Search the listing below for the string "data" and copy every line where it occurs.

-- START OF RECORDS PROVIDED --

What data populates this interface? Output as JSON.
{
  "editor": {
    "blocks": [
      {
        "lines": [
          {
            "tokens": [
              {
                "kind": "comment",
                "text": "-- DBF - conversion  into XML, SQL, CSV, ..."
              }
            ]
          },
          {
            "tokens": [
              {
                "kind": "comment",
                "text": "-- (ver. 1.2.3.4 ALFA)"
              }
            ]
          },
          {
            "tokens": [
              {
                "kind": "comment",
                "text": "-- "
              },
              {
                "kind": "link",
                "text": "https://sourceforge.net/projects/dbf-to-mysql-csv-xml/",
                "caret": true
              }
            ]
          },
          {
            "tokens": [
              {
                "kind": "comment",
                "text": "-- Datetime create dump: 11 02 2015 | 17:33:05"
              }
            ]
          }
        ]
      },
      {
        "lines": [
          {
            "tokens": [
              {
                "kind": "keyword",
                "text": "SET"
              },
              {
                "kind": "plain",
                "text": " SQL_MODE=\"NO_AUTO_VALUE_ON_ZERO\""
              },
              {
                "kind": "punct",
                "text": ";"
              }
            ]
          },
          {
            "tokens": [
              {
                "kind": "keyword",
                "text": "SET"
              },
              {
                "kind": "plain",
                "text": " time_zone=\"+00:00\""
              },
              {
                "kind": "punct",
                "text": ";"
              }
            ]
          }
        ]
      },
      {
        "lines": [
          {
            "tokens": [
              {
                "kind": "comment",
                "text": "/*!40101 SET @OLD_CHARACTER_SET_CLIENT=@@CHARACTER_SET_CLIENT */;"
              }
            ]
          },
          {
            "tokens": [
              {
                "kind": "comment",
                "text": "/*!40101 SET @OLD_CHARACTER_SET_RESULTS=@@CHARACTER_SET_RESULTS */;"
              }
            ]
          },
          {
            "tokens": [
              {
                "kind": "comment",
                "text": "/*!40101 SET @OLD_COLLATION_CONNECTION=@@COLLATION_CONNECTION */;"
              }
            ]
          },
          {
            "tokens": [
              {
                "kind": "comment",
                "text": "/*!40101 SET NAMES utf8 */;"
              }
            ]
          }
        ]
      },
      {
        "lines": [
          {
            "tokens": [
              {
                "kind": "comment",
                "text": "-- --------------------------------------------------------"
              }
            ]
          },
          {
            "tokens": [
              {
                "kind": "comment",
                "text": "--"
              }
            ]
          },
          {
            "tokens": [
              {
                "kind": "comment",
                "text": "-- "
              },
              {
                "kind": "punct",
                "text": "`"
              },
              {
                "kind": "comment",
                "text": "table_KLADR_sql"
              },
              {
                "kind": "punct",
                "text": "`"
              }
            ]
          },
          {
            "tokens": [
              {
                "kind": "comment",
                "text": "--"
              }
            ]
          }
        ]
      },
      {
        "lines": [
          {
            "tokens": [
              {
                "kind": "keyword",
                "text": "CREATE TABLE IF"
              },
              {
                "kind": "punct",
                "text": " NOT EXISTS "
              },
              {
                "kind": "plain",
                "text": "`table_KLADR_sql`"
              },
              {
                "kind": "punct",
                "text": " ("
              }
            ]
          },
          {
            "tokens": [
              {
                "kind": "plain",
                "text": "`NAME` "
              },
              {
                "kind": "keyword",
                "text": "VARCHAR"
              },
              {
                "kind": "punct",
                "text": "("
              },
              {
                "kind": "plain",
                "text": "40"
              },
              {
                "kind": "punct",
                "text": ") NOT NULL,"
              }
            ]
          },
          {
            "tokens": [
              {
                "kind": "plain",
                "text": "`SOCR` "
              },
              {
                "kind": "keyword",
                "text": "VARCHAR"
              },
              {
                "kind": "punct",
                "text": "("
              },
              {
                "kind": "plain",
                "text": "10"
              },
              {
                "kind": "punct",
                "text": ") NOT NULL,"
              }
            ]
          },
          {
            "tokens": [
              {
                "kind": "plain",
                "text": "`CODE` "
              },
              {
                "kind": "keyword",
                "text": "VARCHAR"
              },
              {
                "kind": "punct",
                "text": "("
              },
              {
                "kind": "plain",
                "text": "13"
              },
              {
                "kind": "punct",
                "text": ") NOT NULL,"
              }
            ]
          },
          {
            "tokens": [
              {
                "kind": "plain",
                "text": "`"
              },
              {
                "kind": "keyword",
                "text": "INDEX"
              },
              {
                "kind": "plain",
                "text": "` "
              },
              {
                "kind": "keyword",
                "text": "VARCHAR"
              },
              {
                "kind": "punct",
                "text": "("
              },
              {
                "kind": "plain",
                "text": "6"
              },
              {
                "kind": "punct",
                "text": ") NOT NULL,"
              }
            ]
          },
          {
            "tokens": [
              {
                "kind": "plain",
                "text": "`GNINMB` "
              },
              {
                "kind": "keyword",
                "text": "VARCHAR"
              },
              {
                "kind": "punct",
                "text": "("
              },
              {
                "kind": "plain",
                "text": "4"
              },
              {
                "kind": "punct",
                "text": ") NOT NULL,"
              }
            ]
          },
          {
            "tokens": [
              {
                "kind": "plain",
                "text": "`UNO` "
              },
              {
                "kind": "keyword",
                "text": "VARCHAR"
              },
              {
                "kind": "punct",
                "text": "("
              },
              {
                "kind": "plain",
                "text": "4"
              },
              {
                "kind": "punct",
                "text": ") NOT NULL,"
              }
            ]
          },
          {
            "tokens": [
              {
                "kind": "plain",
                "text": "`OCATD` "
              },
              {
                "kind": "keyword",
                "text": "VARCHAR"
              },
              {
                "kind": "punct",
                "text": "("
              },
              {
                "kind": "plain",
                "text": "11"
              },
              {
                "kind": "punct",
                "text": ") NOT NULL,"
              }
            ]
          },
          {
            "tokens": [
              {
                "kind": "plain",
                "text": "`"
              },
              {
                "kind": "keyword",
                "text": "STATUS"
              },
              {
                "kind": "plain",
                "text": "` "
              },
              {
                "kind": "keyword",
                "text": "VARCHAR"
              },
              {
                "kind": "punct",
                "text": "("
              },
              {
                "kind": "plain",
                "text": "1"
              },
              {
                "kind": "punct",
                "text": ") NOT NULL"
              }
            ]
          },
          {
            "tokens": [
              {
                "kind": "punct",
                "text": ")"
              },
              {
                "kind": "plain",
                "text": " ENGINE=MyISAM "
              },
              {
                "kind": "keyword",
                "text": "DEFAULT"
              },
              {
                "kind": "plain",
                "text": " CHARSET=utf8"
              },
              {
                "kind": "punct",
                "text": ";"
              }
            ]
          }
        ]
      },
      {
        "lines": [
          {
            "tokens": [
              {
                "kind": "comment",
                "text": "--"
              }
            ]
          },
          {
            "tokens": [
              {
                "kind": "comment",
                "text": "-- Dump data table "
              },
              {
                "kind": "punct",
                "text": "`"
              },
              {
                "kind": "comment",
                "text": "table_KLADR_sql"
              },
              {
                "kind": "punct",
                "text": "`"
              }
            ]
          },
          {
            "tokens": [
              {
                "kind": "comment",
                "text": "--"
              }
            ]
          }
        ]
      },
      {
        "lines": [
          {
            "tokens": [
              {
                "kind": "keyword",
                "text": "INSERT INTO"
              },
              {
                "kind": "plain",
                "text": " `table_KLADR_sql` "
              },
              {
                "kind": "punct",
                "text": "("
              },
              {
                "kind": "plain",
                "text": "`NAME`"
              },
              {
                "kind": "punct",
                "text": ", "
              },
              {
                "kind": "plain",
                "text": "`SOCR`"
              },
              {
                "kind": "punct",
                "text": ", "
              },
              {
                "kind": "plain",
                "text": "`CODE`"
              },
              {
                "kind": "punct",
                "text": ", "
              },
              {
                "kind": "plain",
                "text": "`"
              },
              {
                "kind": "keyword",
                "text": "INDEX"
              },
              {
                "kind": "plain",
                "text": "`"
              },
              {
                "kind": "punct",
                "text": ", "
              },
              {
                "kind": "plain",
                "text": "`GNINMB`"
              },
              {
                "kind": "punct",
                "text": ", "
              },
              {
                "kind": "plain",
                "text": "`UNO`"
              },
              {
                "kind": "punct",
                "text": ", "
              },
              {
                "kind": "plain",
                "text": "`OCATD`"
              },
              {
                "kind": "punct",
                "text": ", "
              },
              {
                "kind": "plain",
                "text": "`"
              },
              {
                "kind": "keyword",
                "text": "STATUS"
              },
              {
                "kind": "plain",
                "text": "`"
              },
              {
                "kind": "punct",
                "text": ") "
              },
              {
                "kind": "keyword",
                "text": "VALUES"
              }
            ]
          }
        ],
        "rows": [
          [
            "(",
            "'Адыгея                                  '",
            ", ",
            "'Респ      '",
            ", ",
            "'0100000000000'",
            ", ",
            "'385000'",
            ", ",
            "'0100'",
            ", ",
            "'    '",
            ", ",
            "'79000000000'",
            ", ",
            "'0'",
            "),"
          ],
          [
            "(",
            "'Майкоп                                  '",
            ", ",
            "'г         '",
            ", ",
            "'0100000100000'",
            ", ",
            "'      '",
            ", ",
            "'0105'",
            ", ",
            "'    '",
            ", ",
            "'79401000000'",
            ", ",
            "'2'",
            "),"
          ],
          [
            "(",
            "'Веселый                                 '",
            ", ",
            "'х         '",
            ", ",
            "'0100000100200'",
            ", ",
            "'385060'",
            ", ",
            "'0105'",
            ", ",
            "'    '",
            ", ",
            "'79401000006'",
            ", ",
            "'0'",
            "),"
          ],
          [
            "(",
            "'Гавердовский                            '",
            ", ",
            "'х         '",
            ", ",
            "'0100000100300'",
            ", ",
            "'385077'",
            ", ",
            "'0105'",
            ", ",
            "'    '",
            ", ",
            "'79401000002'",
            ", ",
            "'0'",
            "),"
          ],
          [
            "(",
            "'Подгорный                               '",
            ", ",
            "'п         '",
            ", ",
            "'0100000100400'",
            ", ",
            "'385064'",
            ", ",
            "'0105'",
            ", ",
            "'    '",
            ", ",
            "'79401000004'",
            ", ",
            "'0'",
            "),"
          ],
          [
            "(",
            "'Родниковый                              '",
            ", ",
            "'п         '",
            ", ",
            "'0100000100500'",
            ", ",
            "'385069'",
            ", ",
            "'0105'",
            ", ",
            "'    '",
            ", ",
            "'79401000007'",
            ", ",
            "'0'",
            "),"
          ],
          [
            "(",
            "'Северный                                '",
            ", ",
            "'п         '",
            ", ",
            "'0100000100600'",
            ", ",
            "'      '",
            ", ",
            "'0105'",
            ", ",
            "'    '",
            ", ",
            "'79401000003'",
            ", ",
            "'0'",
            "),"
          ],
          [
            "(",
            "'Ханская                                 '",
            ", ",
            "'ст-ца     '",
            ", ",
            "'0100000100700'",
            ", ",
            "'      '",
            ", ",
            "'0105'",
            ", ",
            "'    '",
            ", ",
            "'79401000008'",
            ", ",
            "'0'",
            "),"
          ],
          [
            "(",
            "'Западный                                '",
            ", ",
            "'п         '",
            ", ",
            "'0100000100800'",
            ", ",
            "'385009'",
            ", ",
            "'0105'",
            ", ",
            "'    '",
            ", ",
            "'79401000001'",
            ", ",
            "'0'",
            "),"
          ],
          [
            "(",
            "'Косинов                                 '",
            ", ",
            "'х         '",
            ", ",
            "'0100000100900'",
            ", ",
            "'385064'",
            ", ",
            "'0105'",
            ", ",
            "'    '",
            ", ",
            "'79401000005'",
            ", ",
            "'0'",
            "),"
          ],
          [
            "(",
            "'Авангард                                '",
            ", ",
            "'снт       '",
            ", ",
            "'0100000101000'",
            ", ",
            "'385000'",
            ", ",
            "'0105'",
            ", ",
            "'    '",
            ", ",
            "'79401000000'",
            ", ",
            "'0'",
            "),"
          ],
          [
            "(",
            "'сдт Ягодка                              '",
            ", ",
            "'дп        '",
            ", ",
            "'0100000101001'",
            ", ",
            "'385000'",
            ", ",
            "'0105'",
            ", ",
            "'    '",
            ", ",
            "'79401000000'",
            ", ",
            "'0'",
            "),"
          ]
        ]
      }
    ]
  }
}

-- END OF RECORDS PROVIDED --

◆ WRITTEN RESPONSE ◆
What data populates this interface? Output as JSON.
                "text": "-- Dump data table "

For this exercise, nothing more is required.